[PROBLEM DETAILS]
What is the number of lines in the entries below that include the word "Dezembro"? Provide the number only.
++++ RAW RECORDS ++++
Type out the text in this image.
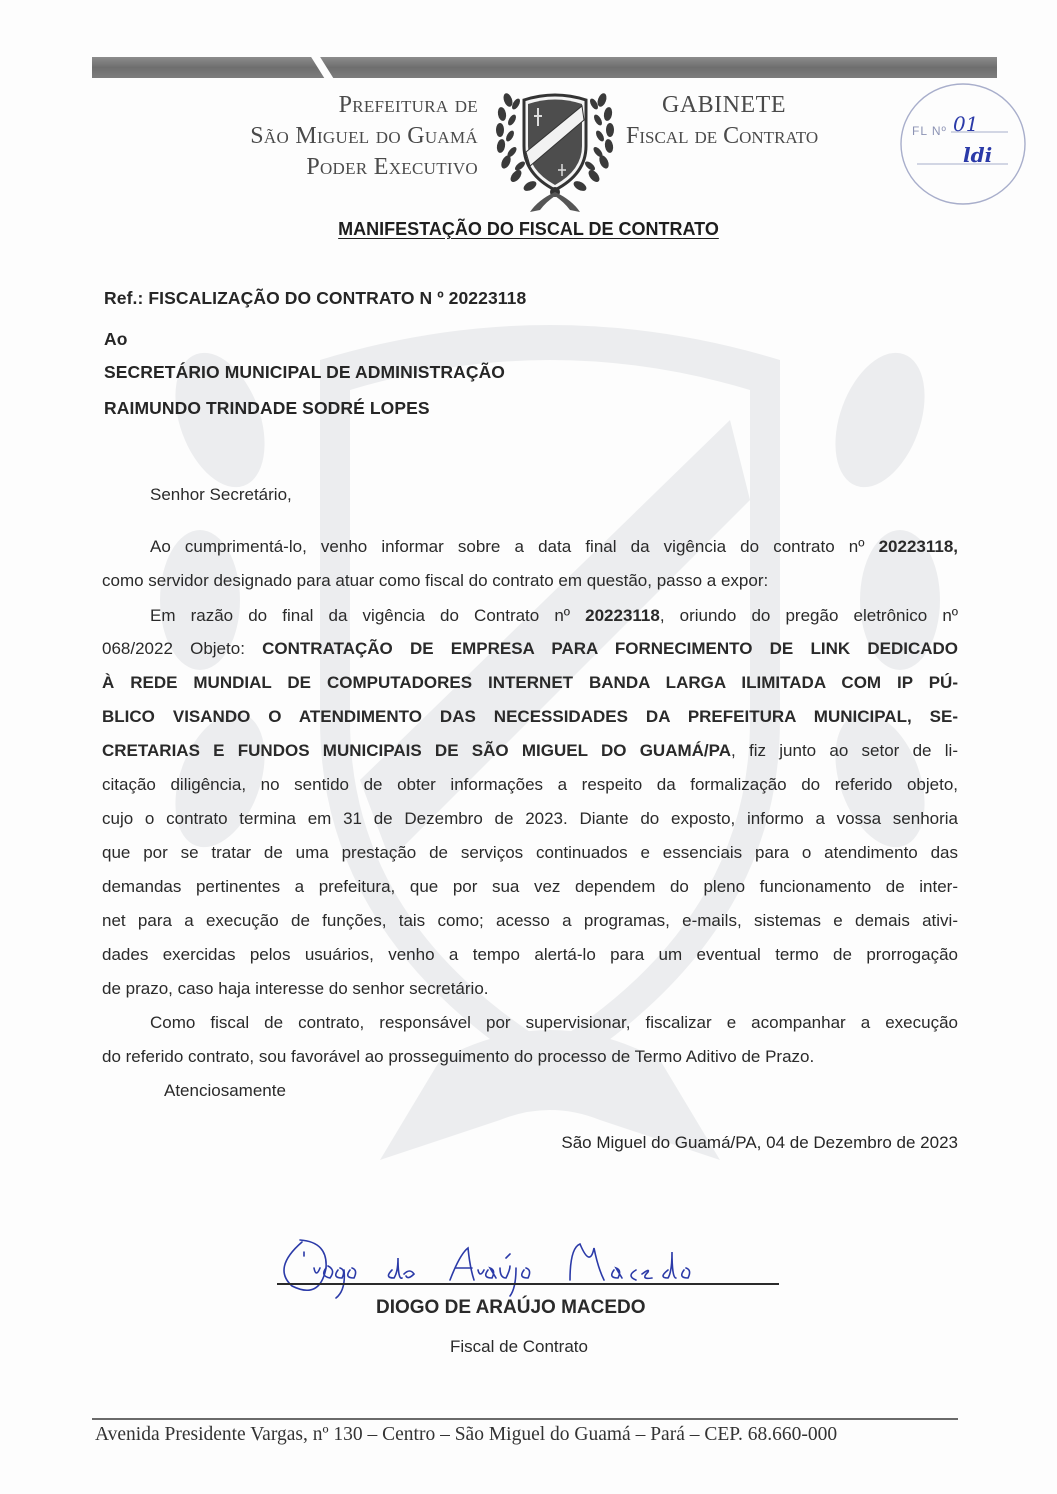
Prefeitura de
São Miguel do Guamá
Poder Executivo
GABINETE
Fiscal de Contrato	FL Nº 01
ldi
MANIFESTAÇÃO DO FISCAL DE CONTRATO
Ref.: FISCALIZAÇÃO DO CONTRATO N º 20223118
Ao
SECRETÁRIO MUNICIPAL DE ADMINISTRAÇÃO
RAIMUNDO TRINDADE SODRÉ LOPES
Senhor Secretário,
Ao cumprimentá-lo, venho informar sobre a data final da vigência do contrato nº 20223118,
como servidor designado para atuar como fiscal do contrato em questão, passo a expor:
Em razão do final da vigência do Contrato nº 20223118, oriundo do pregão eletrônico nº
068/2022 Objeto: CONTRATAÇÃO DE EMPRESA PARA FORNECIMENTO DE LINK DEDICADO
À REDE MUNDIAL DE COMPUTADORES INTERNET BANDA LARGA ILIMITADA COM IP PÚ-
BLICO VISANDO O ATENDIMENTO DAS NECESSIDADES DA PREFEITURA MUNICIPAL, SE-
CRETARIAS E FUNDOS MUNICIPAIS DE SÃO MIGUEL DO GUAMÁ/PA, fiz junto ao setor de li-
citação diligência, no sentido de obter informações a respeito da formalização do referido objeto,
cujo o contrato termina em 31 de Dezembro de 2023. Diante do exposto, informo a vossa senhoria
que por se tratar de uma prestação de serviços continuados e essenciais para o atendimento das
demandas pertinentes a prefeitura, que por sua vez dependem do pleno funcionamento de inter-
net para a execução de funções, tais como; acesso a programas, e-mails, sistemas e demais ativi-
dades exercidas pelos usuários, venho a tempo alertá-lo para um eventual termo de prorrogação
de prazo, caso haja interesse do senhor secretário.
Como fiscal de contrato, responsável por supervisionar, fiscalizar e acompanhar a execução
do referido contrato, sou favorável ao prosseguimento do processo de Termo Aditivo de Prazo.
Atenciosamente
São Miguel do Guamá/PA, 04 de Dezembro de 2023
DIOGO DE ARAÚJO MACEDO
Fiscal de Contrato
Avenida Presidente Vargas, nº 130 – Centro – São Miguel do Guamá – Pará – CEP. 68.660-000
++++
[SOLUTION FOR THIS PROBLEM]
2